§ Exercise brief: Pictures aside, write out every record exactly as it appears.

-- start Given data --

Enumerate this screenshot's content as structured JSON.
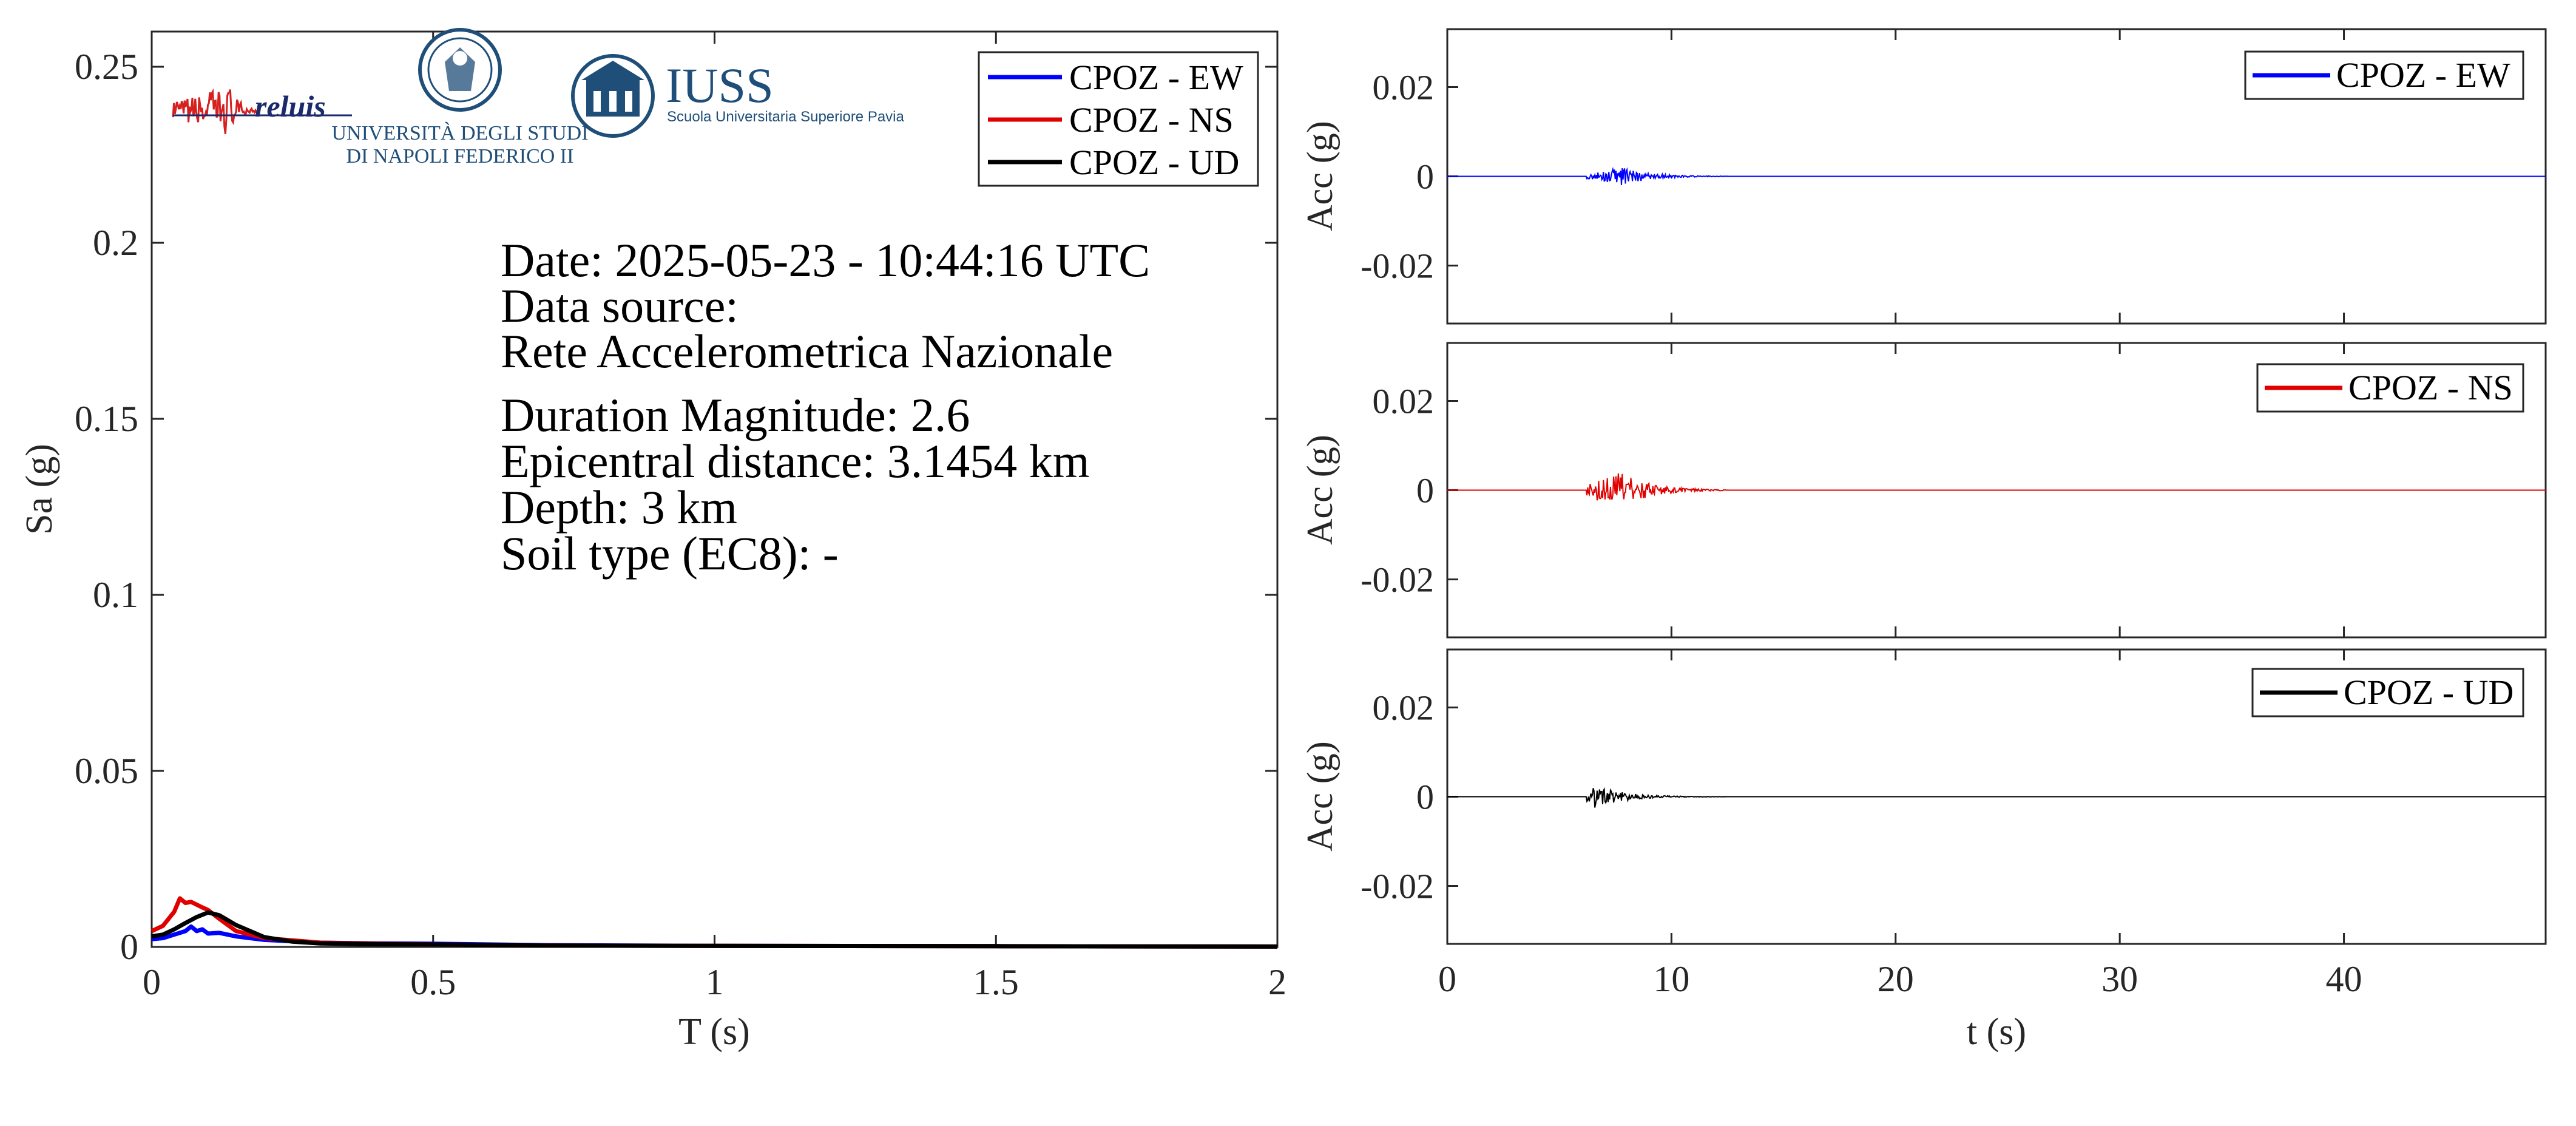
{
  "colors": {
    "ew": "#0000ff",
    "ns": "#e00000",
    "ud": "#000000",
    "axis": "#262626",
    "logo_blue": "#1f4e79",
    "logo_navy": "#1a2a6c"
  },
  "logos": {
    "reluis": {
      "text": "reluis"
    },
    "unina": {
      "line1": "UNIVERSITÀ DEGLI STUDI",
      "line2": "DI NAPOLI FEDERICO II"
    },
    "iuss": {
      "title": "IUSS",
      "subtitle": "Scuola Universitaria Superiore Pavia"
    }
  },
  "info": {
    "date": "Date: 2025-05-23 - 10:44:16 UTC",
    "source_label": "Data source:",
    "source_name": "Rete Accelerometrica Nazionale",
    "magnitude": "Duration Magnitude: 2.6",
    "distance": "Epicentral distance: 3.1454 km",
    "depth": "Depth: 3 km",
    "soil": "Soil type (EC8): -"
  },
  "chart_data": [
    {
      "type": "line",
      "xlabel": "T (s)",
      "ylabel": "Sa (g)",
      "xlim": [
        0,
        2
      ],
      "ylim": [
        0,
        0.26
      ],
      "xticks": [
        0,
        0.5,
        1,
        1.5,
        2
      ],
      "xtick_labels": [
        "0",
        "0.5",
        "1",
        "1.5",
        "2"
      ],
      "yticks": [
        0,
        0.05,
        0.1,
        0.15,
        0.2,
        0.25
      ],
      "ytick_labels": [
        "0",
        "0.05",
        "0.1",
        "0.15",
        "0.2",
        "0.25"
      ],
      "legend_position": "top-right",
      "series": [
        {
          "name": "CPOZ - EW",
          "x": [
            0,
            0.02,
            0.04,
            0.06,
            0.07,
            0.08,
            0.09,
            0.1,
            0.12,
            0.15,
            0.2,
            0.3,
            0.4,
            0.5,
            0.7,
            1.0,
            1.5,
            2.0
          ],
          "y": [
            0.0022,
            0.0025,
            0.0035,
            0.0045,
            0.0058,
            0.0045,
            0.005,
            0.0038,
            0.004,
            0.003,
            0.002,
            0.0012,
            0.001,
            0.0009,
            0.0005,
            0.0003,
            0.0002,
            0.0001
          ]
        },
        {
          "name": "CPOZ - NS",
          "x": [
            0,
            0.02,
            0.04,
            0.05,
            0.06,
            0.07,
            0.08,
            0.09,
            0.1,
            0.12,
            0.15,
            0.2,
            0.3,
            0.4,
            0.5,
            0.7,
            1.0,
            1.5,
            2.0
          ],
          "y": [
            0.0045,
            0.006,
            0.01,
            0.0138,
            0.0125,
            0.0128,
            0.012,
            0.0112,
            0.0105,
            0.008,
            0.0045,
            0.0025,
            0.0012,
            0.0009,
            0.0007,
            0.0004,
            0.0003,
            0.0002,
            0.0001
          ]
        },
        {
          "name": "CPOZ - UD",
          "x": [
            0,
            0.02,
            0.04,
            0.06,
            0.08,
            0.1,
            0.12,
            0.15,
            0.2,
            0.25,
            0.3,
            0.4,
            0.5,
            0.7,
            1.0,
            1.5,
            2.0
          ],
          "y": [
            0.003,
            0.0035,
            0.005,
            0.0068,
            0.0085,
            0.0098,
            0.009,
            0.0062,
            0.0028,
            0.0015,
            0.001,
            0.0008,
            0.0007,
            0.0004,
            0.0003,
            0.0002,
            0.0001
          ]
        }
      ]
    },
    {
      "type": "line",
      "xlabel": "",
      "ylabel": "Acc (g)",
      "xlim": [
        0,
        49
      ],
      "ylim": [
        -0.033,
        0.033
      ],
      "yticks": [
        -0.02,
        0,
        0.02
      ],
      "ytick_labels": [
        "-0.02",
        "0",
        "0.02"
      ],
      "legend_position": "top-right",
      "series": [
        {
          "name": "CPOZ - EW",
          "onset": 6.2,
          "peak_time": 7.8,
          "peak": 0.002,
          "end": 12.5
        }
      ]
    },
    {
      "type": "line",
      "xlabel": "",
      "ylabel": "Acc (g)",
      "xlim": [
        0,
        49
      ],
      "ylim": [
        -0.033,
        0.033
      ],
      "yticks": [
        -0.02,
        0,
        0.02
      ],
      "ytick_labels": [
        "-0.02",
        "0",
        "0.02"
      ],
      "legend_position": "top-right",
      "series": [
        {
          "name": "CPOZ - NS",
          "onset": 6.2,
          "peak_time": 7.6,
          "peak": 0.0045,
          "end": 12.5
        }
      ]
    },
    {
      "type": "line",
      "xlabel": "t (s)",
      "ylabel": "Acc (g)",
      "xlim": [
        0,
        49
      ],
      "ylim": [
        -0.033,
        0.033
      ],
      "xticks": [
        0,
        10,
        20,
        30,
        40
      ],
      "xtick_labels": [
        "0",
        "10",
        "20",
        "30",
        "40"
      ],
      "yticks": [
        -0.02,
        0,
        0.02
      ],
      "ytick_labels": [
        "-0.02",
        "0",
        "0.02"
      ],
      "legend_position": "top-right",
      "series": [
        {
          "name": "CPOZ - UD",
          "onset": 6.2,
          "peak_time": 6.4,
          "peak": 0.003,
          "end": 12.5
        }
      ]
    }
  ]
}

-- end Given data --

§ Written solution:
Enumerate this screenshot's content as structured JSON.
{
  "colors": {
    "ew": "#0000ff",
    "ns": "#e00000",
    "ud": "#000000",
    "axis": "#262626",
    "logo_blue": "#1f4e79",
    "logo_navy": "#1a2a6c"
  },
  "logos": {
    "reluis": {
      "text": "reluis"
    },
    "unina": {
      "line1": "UNIVERSITÀ DEGLI STUDI",
      "line2": "DI NAPOLI FEDERICO II"
    },
    "iuss": {
      "title": "IUSS",
      "subtitle": "Scuola Universitaria Superiore Pavia"
    }
  },
  "info": {
    "date": "Date: 2025-05-23 - 10:44:16 UTC",
    "source_label": "Data source:",
    "source_name": "Rete Accelerometrica Nazionale",
    "magnitude": "Duration Magnitude: 2.6",
    "distance": "Epicentral distance: 3.1454 km",
    "depth": "Depth: 3 km",
    "soil": "Soil type (EC8): -"
  },
  "chart_data": [
    {
      "type": "line",
      "xlabel": "T (s)",
      "ylabel": "Sa (g)",
      "xlim": [
        0,
        2
      ],
      "ylim": [
        0,
        0.26
      ],
      "xticks": [
        0,
        0.5,
        1,
        1.5,
        2
      ],
      "xtick_labels": [
        "0",
        "0.5",
        "1",
        "1.5",
        "2"
      ],
      "yticks": [
        0,
        0.05,
        0.1,
        0.15,
        0.2,
        0.25
      ],
      "ytick_labels": [
        "0",
        "0.05",
        "0.1",
        "0.15",
        "0.2",
        "0.25"
      ],
      "legend_position": "top-right",
      "series": [
        {
          "name": "CPOZ - EW",
          "x": [
            0,
            0.02,
            0.04,
            0.06,
            0.07,
            0.08,
            0.09,
            0.1,
            0.12,
            0.15,
            0.2,
            0.3,
            0.4,
            0.5,
            0.7,
            1.0,
            1.5,
            2.0
          ],
          "y": [
            0.0022,
            0.0025,
            0.0035,
            0.0045,
            0.0058,
            0.0045,
            0.005,
            0.0038,
            0.004,
            0.003,
            0.002,
            0.0012,
            0.001,
            0.0009,
            0.0005,
            0.0003,
            0.0002,
            0.0001
          ]
        },
        {
          "name": "CPOZ - NS",
          "x": [
            0,
            0.02,
            0.04,
            0.05,
            0.06,
            0.07,
            0.08,
            0.09,
            0.1,
            0.12,
            0.15,
            0.2,
            0.3,
            0.4,
            0.5,
            0.7,
            1.0,
            1.5,
            2.0
          ],
          "y": [
            0.0045,
            0.006,
            0.01,
            0.0138,
            0.0125,
            0.0128,
            0.012,
            0.0112,
            0.0105,
            0.008,
            0.0045,
            0.0025,
            0.0012,
            0.0009,
            0.0007,
            0.0004,
            0.0003,
            0.0002,
            0.0001
          ]
        },
        {
          "name": "CPOZ - UD",
          "x": [
            0,
            0.02,
            0.04,
            0.06,
            0.08,
            0.1,
            0.12,
            0.15,
            0.2,
            0.25,
            0.3,
            0.4,
            0.5,
            0.7,
            1.0,
            1.5,
            2.0
          ],
          "y": [
            0.003,
            0.0035,
            0.005,
            0.0068,
            0.0085,
            0.0098,
            0.009,
            0.0062,
            0.0028,
            0.0015,
            0.001,
            0.0008,
            0.0007,
            0.0004,
            0.0003,
            0.0002,
            0.0001
          ]
        }
      ]
    },
    {
      "type": "line",
      "xlabel": "",
      "ylabel": "Acc (g)",
      "xlim": [
        0,
        49
      ],
      "ylim": [
        -0.033,
        0.033
      ],
      "yticks": [
        -0.02,
        0,
        0.02
      ],
      "ytick_labels": [
        "-0.02",
        "0",
        "0.02"
      ],
      "legend_position": "top-right",
      "series": [
        {
          "name": "CPOZ - EW",
          "onset": 6.2,
          "peak_time": 7.8,
          "peak": 0.002,
          "end": 12.5
        }
      ]
    },
    {
      "type": "line",
      "xlabel": "",
      "ylabel": "Acc (g)",
      "xlim": [
        0,
        49
      ],
      "ylim": [
        -0.033,
        0.033
      ],
      "yticks": [
        -0.02,
        0,
        0.02
      ],
      "ytick_labels": [
        "-0.02",
        "0",
        "0.02"
      ],
      "legend_position": "top-right",
      "series": [
        {
          "name": "CPOZ - NS",
          "onset": 6.2,
          "peak_time": 7.6,
          "peak": 0.0045,
          "end": 12.5
        }
      ]
    },
    {
      "type": "line",
      "xlabel": "t (s)",
      "ylabel": "Acc (g)",
      "xlim": [
        0,
        49
      ],
      "ylim": [
        -0.033,
        0.033
      ],
      "xticks": [
        0,
        10,
        20,
        30,
        40
      ],
      "xtick_labels": [
        "0",
        "10",
        "20",
        "30",
        "40"
      ],
      "yticks": [
        -0.02,
        0,
        0.02
      ],
      "ytick_labels": [
        "-0.02",
        "0",
        "0.02"
      ],
      "legend_position": "top-right",
      "series": [
        {
          "name": "CPOZ - UD",
          "onset": 6.2,
          "peak_time": 6.4,
          "peak": 0.003,
          "end": 12.5
        }
      ]
    }
  ]
}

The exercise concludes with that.